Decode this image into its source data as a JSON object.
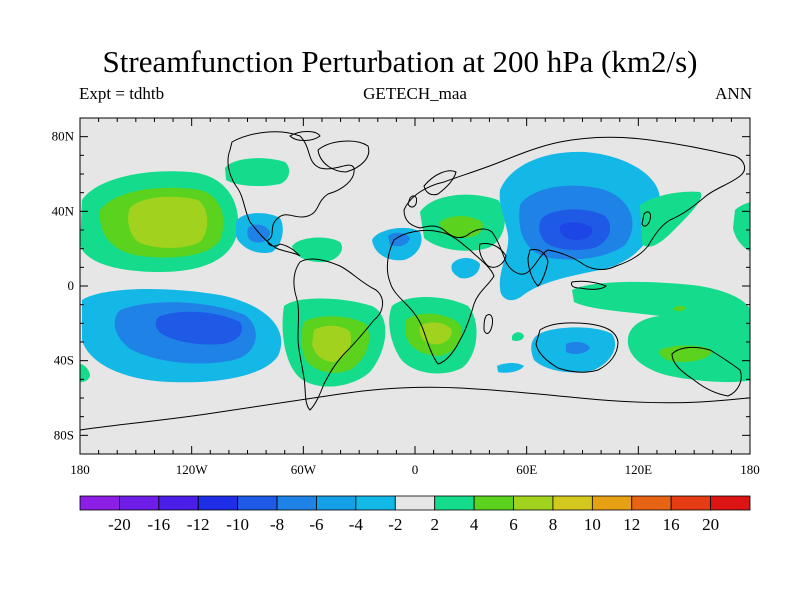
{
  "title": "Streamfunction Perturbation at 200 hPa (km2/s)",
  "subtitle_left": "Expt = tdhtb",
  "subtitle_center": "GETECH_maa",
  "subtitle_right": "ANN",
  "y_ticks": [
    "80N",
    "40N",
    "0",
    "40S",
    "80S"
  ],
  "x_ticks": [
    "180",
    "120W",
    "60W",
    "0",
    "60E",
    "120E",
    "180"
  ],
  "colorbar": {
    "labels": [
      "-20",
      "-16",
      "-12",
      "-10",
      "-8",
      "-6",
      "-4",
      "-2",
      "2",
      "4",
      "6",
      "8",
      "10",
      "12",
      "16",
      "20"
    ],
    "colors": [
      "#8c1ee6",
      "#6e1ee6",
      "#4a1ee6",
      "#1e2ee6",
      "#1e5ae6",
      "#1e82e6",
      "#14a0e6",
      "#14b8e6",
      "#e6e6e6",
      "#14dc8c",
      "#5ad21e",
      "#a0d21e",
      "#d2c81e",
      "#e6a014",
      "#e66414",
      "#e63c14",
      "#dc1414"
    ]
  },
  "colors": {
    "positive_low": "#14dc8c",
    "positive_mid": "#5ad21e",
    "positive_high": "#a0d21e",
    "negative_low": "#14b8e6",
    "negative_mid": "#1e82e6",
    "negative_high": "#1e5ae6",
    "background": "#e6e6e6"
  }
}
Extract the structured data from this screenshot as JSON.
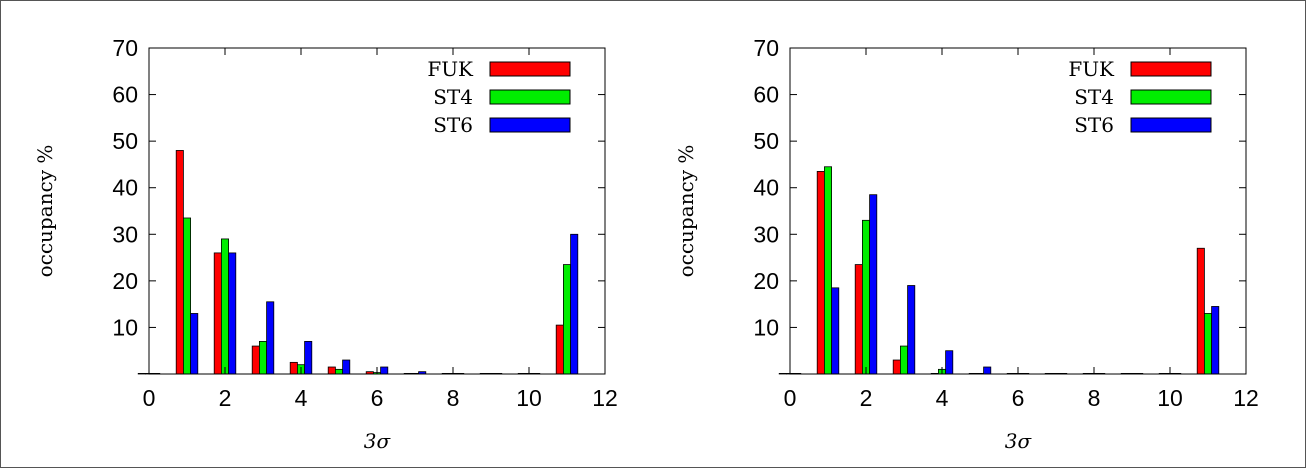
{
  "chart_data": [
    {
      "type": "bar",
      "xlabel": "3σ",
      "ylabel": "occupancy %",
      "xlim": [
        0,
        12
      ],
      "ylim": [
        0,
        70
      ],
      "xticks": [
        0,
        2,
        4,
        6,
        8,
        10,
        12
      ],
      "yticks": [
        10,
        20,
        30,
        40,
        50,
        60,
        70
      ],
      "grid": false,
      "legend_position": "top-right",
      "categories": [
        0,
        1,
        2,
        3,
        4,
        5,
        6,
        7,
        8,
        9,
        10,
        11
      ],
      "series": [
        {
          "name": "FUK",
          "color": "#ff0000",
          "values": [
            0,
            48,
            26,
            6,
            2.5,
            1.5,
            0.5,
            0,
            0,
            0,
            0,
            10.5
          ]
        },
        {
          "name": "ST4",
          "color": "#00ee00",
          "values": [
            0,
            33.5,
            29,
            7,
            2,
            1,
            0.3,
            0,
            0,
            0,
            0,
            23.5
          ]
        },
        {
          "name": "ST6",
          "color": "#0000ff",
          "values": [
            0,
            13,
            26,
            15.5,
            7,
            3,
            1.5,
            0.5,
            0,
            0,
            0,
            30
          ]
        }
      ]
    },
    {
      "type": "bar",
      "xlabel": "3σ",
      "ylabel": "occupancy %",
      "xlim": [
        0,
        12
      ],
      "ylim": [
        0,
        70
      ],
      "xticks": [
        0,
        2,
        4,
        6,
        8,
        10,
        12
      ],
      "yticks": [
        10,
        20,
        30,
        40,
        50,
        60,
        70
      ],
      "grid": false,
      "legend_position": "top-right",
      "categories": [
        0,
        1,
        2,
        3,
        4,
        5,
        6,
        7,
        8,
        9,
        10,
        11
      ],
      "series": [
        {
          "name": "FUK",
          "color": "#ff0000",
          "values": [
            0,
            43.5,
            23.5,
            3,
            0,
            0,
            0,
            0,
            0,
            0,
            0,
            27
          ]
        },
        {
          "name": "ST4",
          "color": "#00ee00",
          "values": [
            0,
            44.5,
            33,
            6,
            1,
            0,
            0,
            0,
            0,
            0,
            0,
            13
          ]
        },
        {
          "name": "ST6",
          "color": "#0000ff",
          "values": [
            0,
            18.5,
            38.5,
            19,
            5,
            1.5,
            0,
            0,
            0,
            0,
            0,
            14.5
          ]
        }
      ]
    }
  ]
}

· · · ·

Search the records for the string "JSON" and return every line in which it occurs.

◆ Reply to the task
Decode this image into its source data as a JSON object.
Extract the structured data from this screenshot as JSON.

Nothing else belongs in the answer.